Without including any images, repeat the data exactly.

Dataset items
******************************

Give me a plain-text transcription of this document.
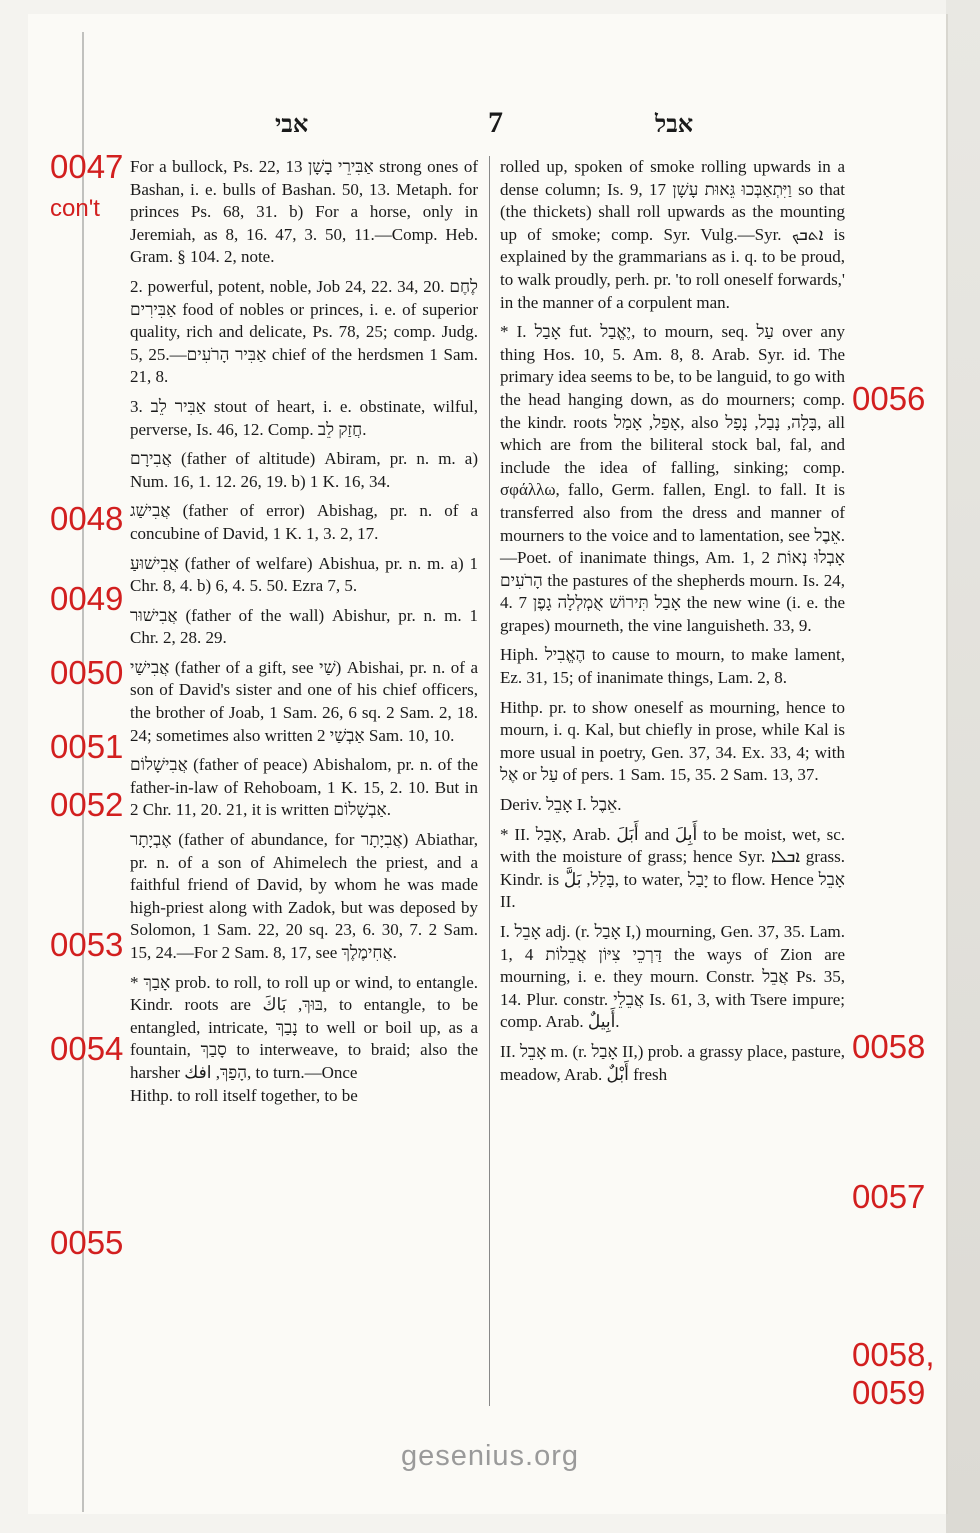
אבי	7	אבל

For a bullock, Ps. 22, 13 אַבִּירֵי בָשָׁן strong ones of Bashan, i. e. bulls of Bashan. 50, 13. Metaph. for princes Ps. 68, 31. b) For a horse, only in Jeremiah, as 8, 16. 47, 3. 50, 11.—Comp. Heb. Gram. § 104. 2, note.

2. powerful, potent, noble, Job 24, 22. 34, 20. לֶחֶם אַבִּירִים food of nobles or princes, i. e. of superior quality, rich and delicate, Ps. 78, 25; comp. Judg. 5, 25.—אַבִּיר הָרֹעִים chief of the herdsmen 1 Sam. 21, 8.

3. אַבִּיר לֵב stout of heart, i. e. obstinate, wilful, perverse, Is. 46, 12. Comp. חֲזַק לֵב.

אֲבִירָם (father of altitude) Abiram, pr. n. m. a) Num. 16, 1. 12. 26, 19. b) 1 K. 16, 34.

אֲבִישַׁג (father of error) Abishag, pr. n. of a concubine of David, 1 K. 1, 3. 2, 17.

אֲבִישׁוּעַ (father of welfare) Abishua, pr. n. m. a) 1 Chr. 8, 4. b) 6, 4. 5. 50. Ezra 7, 5.

אֲבִישׁוּר (father of the wall) Abishur, pr. n. m. 1 Chr. 2, 28. 29.

אֲבִישַׁי (father of a gift, see שַׁי) Abishai, pr. n. of a son of David's sister and one of his chief officers, the brother of Joab, 1 Sam. 26, 6 sq. 2 Sam. 2, 18. 24; sometimes also written אַבְשַׁי 2 Sam. 10, 10.

אֲבִישָׁלוֹם (father of peace) Abishalom, pr. n. of the father-in-law of Rehoboam, 1 K. 15, 2. 10. But in 2 Chr. 11, 20. 21, it is written אַבְשָׁלוֹם.

אֶבְיָתָר (father of abundance, for אֲבִיָתָר) Abiathar, pr. n. of a son of Ahimelech the priest, and a faithful friend of David, by whom he was made high-priest along with Zadok, but was deposed by Solomon, 1 Sam. 22, 20 sq. 23, 6. 30, 7. 2 Sam. 15, 24.—For 2 Sam. 8, 17, see אֲחִימֶלֶךְ.

* אָבַךְ prob. to roll, to roll up or wind, to entangle. Kindr. roots are בּוּךְ, بَاكَ, to entangle, to be entangled, intricate, נָבַךְ to well or boil up, as a fountain, סָבַךְ to interweave, to braid; also the harsher הָפַךְ, افك, to turn.—Once

Hithp. to roll itself together, to be

rolled up, spoken of smoke rolling upwards in a dense column; Is. 9, 17 וַיִּתְאַבְּכוּ גֵּאוּת עָשָׁן so that (the thickets) shall roll upwards as the mounting up of smoke; comp. Syr. Vulg.—Syr. ܐܬܒܟ is explained by the grammarians as i. q. to be proud, to walk proudly, perh. pr. 'to roll oneself forwards,' in the manner of a corpulent man.

* I. אָבַל fut. יֶאֱבַל, to mourn, seq. עַל over any thing Hos. 10, 5. Am. 8, 8. Arab. Syr. id. The primary idea seems to be, to be languid, to go with the head hanging down, as do mourners; comp. the kindr. roots אָפַל, אָמַל, also בָּלָה, נָבַל, נָפַל, all which are from the biliteral stock bal, fal, and include the idea of falling, sinking; comp. σφάλλω, fallo, Germ. fallen, Engl. to fall. It is transferred also from the dress and manner of mourners to the voice and to lamentation, see אֵבֶל.—Poet. of inanimate things, Am. 1, 2 אָבְלוּ נְאוֹת הָרֹעִים the pastures of the shepherds mourn. Is. 24, 4. 7 אָבַל תִּירוֹשׁ אֻמְלְלָה גָפֶן the new wine (i. e. the grapes) mourneth, the vine languisheth. 33, 9.

Hiph. הֶאֱבִיל to cause to mourn, to make lament, Ez. 31, 15; of inanimate things, Lam. 2, 8.

Hithp. pr. to show oneself as mourning, hence to mourn, i. q. Kal, but chiefly in prose, while Kal is more usual in poetry, Gen. 37, 34. Ex. 33, 4; with אֶל or עַל of pers. 1 Sam. 15, 35. 2 Sam. 13, 37.

Deriv. אָבֵל I. אֵבֶל.

* II. אָבַל, Arab. أَبَلَ and أَبِلَ to be moist, wet, sc. with the moisture of grass; hence Syr. ܐܒܠܐ grass. Kindr. is בָּלַל, بَلَّ, to water, יָבַל to flow. Hence אָבֵל II.

I. אָבֵל adj. (r. אָבַל I,) mourning, Gen. 37, 35. Lam. 1, 4 דַּרְכֵי צִיּוֹן אֲבֵלוֹת the ways of Zion are mourning, i. e. they mourn. Constr. אֲבֵל Ps. 35, 14. Plur. constr. אֲבֵלֵי Is. 61, 3, with Tsere impure; comp. Arab. أَبِيلٌ.

II. אָבֵל m. (r. אָבַל II,) prob. a grassy place, pasture, meadow, Arab. أَبْلٌ fresh

0047
con't
0048
0049
0050
0051
0052
0053
0054
0055
0056
0058
0057
0058,
0059
gesenius.org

******************************

### Task solution
Give me a plain-text transcription of this document.
אבי	7	אבל

For a bullock, Ps. 22, 13 אַבִּירֵי בָשָׁן strong ones of Bashan, i. e. bulls of Bashan. 50, 13. Metaph. for princes Ps. 68, 31. b) For a horse, only in Jeremiah, as 8, 16. 47, 3. 50, 11.—Comp. Heb. Gram. § 104. 2, note.

2. powerful, potent, noble, Job 24, 22. 34, 20. לֶחֶם אַבִּירִים food of nobles or princes, i. e. of superior quality, rich and delicate, Ps. 78, 25; comp. Judg. 5, 25.—אַבִּיר הָרֹעִים chief of the herdsmen 1 Sam. 21, 8.

3. אַבִּיר לֵב stout of heart, i. e. obstinate, wilful, perverse, Is. 46, 12. Comp. חֲזַק לֵב.

אֲבִירָם (father of altitude) Abiram, pr. n. m. a) Num. 16, 1. 12. 26, 19. b) 1 K. 16, 34.

אֲבִישַׁג (father of error) Abishag, pr. n. of a concubine of David, 1 K. 1, 3. 2, 17.

אֲבִישׁוּעַ (father of welfare) Abishua, pr. n. m. a) 1 Chr. 8, 4. b) 6, 4. 5. 50. Ezra 7, 5.

אֲבִישׁוּר (father of the wall) Abishur, pr. n. m. 1 Chr. 2, 28. 29.

אֲבִישַׁי (father of a gift, see שַׁי) Abishai, pr. n. of a son of David's sister and one of his chief officers, the brother of Joab, 1 Sam. 26, 6 sq. 2 Sam. 2, 18. 24; sometimes also written אַבְשַׁי 2 Sam. 10, 10.

אֲבִישָׁלוֹם (father of peace) Abishalom, pr. n. of the father-in-law of Rehoboam, 1 K. 15, 2. 10. But in 2 Chr. 11, 20. 21, it is written אַבְשָׁלוֹם.

אֶבְיָתָר (father of abundance, for אֲבִיָתָר) Abiathar, pr. n. of a son of Ahimelech the priest, and a faithful friend of David, by whom he was made high-priest along with Zadok, but was deposed by Solomon, 1 Sam. 22, 20 sq. 23, 6. 30, 7. 2 Sam. 15, 24.—For 2 Sam. 8, 17, see אֲחִימֶלֶךְ.

* אָבַךְ prob. to roll, to roll up or wind, to entangle. Kindr. roots are בּוּךְ, بَاكَ, to entangle, to be entangled, intricate, נָבַךְ to well or boil up, as a fountain, סָבַךְ to interweave, to braid; also the harsher הָפַךְ, افك, to turn.—Once

Hithp. to roll itself together, to be

rolled up, spoken of smoke rolling upwards in a dense column; Is. 9, 17 וַיִּתְאַבְּכוּ גֵּאוּת עָשָׁן so that (the thickets) shall roll upwards as the mounting up of smoke; comp. Syr. Vulg.—Syr. ܐܬܒܟ is explained by the grammarians as i. q. to be proud, to walk proudly, perh. pr. 'to roll oneself forwards,' in the manner of a corpulent man.

* I. אָבַל fut. יֶאֱבַל, to mourn, seq. עַל over any thing Hos. 10, 5. Am. 8, 8. Arab. Syr. id. The primary idea seems to be, to be languid, to go with the head hanging down, as do mourners; comp. the kindr. roots אָפַל, אָמַל, also בָּלָה, נָבַל, נָפַל, all which are from the biliteral stock bal, fal, and include the idea of falling, sinking; comp. σφάλλω, fallo, Germ. fallen, Engl. to fall. It is transferred also from the dress and manner of mourners to the voice and to lamentation, see אֵבֶל.—Poet. of inanimate things, Am. 1, 2 אָבְלוּ נְאוֹת הָרֹעִים the pastures of the shepherds mourn. Is. 24, 4. 7 אָבַל תִּירוֹשׁ אֻמְלְלָה גָפֶן the new wine (i. e. the grapes) mourneth, the vine languisheth. 33, 9.

Hiph. הֶאֱבִיל to cause to mourn, to make lament, Ez. 31, 15; of inanimate things, Lam. 2, 8.

Hithp. pr. to show oneself as mourning, hence to mourn, i. q. Kal, but chiefly in prose, while Kal is more usual in poetry, Gen. 37, 34. Ex. 33, 4; with אֶל or עַל of pers. 1 Sam. 15, 35. 2 Sam. 13, 37.

Deriv. אָבֵל I. אֵבֶל.

* II. אָבַל, Arab. أَبَلَ and أَبِلَ to be moist, wet, sc. with the moisture of grass; hence Syr. ܐܒܠܐ grass. Kindr. is בָּלַל, بَلَّ, to water, יָבַל to flow. Hence אָבֵל II.

I. אָבֵל adj. (r. אָבַל I,) mourning, Gen. 37, 35. Lam. 1, 4 דַּרְכֵי צִיּוֹן אֲבֵלוֹת the ways of Zion are mourning, i. e. they mourn. Constr. אֲבֵל Ps. 35, 14. Plur. constr. אֲבֵלֵי Is. 61, 3, with Tsere impure; comp. Arab. أَبِيلٌ.

II. אָבֵל m. (r. אָבַל II,) prob. a grassy place, pasture, meadow, Arab. أَبْلٌ fresh

0047
con't
0048
0049
0050
0051
0052
0053
0054
0055
0056
0058
0057
0058,
0059
gesenius.org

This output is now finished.